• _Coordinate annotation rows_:
##############################

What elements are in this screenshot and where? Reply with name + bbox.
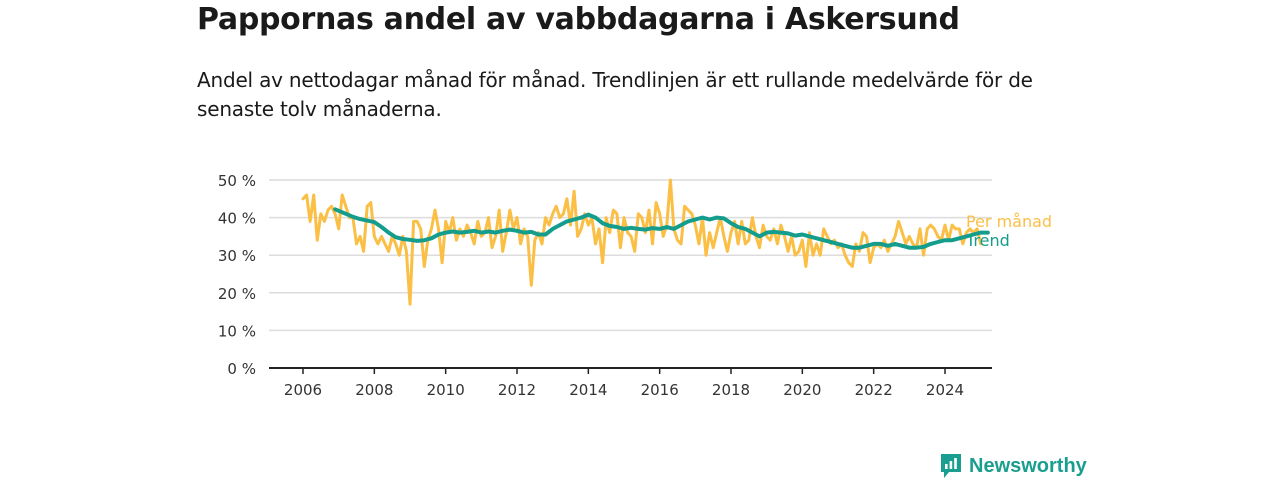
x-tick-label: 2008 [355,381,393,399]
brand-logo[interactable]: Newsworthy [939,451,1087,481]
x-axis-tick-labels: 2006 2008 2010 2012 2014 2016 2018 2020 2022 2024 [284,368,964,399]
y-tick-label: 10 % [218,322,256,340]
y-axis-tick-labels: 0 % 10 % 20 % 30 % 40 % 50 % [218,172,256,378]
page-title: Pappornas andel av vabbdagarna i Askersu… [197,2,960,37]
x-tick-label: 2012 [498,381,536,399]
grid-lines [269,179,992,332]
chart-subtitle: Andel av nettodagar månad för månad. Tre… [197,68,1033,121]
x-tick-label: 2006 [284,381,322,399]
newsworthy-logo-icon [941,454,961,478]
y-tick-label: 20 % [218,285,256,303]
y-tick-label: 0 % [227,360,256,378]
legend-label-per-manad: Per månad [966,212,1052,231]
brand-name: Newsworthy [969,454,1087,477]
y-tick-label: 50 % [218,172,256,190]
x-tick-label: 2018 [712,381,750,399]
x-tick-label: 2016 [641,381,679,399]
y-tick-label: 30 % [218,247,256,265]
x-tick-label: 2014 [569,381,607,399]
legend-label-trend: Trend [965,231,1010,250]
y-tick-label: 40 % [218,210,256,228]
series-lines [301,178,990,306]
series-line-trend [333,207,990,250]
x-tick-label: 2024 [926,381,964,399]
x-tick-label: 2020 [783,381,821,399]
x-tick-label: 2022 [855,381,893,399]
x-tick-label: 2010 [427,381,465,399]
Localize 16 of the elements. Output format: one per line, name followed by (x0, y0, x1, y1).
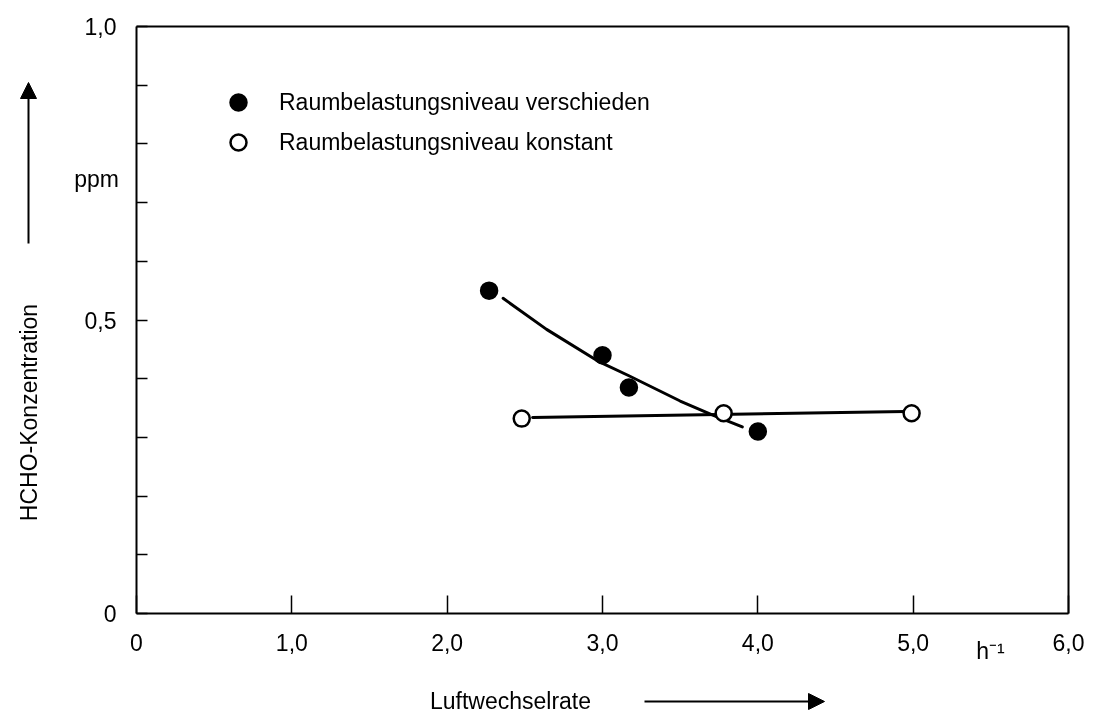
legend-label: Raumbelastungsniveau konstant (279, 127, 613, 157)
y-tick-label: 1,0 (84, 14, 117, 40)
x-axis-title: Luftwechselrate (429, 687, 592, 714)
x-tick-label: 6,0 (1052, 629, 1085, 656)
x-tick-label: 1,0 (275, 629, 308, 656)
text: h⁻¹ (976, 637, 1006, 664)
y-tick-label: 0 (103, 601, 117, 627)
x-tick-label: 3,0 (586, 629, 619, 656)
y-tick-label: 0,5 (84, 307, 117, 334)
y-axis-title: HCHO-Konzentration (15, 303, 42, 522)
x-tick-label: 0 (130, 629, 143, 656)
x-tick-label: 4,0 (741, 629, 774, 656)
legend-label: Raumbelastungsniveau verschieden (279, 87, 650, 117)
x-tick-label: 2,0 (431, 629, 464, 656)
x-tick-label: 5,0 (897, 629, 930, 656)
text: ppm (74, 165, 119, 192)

##############################

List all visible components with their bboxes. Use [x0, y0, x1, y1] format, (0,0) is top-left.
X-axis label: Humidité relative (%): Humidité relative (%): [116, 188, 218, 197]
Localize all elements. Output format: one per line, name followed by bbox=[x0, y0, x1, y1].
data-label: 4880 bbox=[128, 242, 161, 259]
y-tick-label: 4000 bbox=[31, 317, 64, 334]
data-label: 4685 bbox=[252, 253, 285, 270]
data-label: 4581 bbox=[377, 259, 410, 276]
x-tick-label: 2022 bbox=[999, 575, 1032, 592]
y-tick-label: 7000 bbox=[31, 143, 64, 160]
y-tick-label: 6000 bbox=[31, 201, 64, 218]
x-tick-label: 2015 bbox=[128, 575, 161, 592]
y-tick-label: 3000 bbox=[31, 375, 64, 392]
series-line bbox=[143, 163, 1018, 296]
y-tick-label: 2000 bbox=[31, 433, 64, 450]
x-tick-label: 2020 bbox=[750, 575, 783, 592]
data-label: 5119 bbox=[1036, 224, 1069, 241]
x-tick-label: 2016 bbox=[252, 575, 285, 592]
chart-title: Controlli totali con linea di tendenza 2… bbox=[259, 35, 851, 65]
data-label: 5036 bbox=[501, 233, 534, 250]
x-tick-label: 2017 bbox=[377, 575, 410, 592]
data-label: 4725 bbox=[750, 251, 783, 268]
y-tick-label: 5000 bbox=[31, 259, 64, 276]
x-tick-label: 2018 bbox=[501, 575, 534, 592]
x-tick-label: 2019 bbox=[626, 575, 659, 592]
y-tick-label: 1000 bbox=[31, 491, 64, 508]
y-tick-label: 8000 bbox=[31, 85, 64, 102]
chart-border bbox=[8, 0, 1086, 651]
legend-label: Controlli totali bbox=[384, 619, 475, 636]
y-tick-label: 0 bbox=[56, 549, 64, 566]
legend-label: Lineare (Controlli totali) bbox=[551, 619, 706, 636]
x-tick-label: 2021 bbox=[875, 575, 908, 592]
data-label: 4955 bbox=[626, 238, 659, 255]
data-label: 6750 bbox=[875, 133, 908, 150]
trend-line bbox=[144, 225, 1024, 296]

##############################

Edit the rows that start with the line containing "List all visible" and end with the line containing "Localize all elements.". Change "Localize" to "Locate" and leave everything else untouched.

• _The result_:
List all visible components with their bboxes. Use [x0, y0, x1, y1] format, (0,0) is top-left.
X-axis label: Humidité relative (%): Humidité relative (%): [116, 188, 218, 197]
Locate all elements. Output format: one per line, name followed by bbox=[x0, y0, x1, y1].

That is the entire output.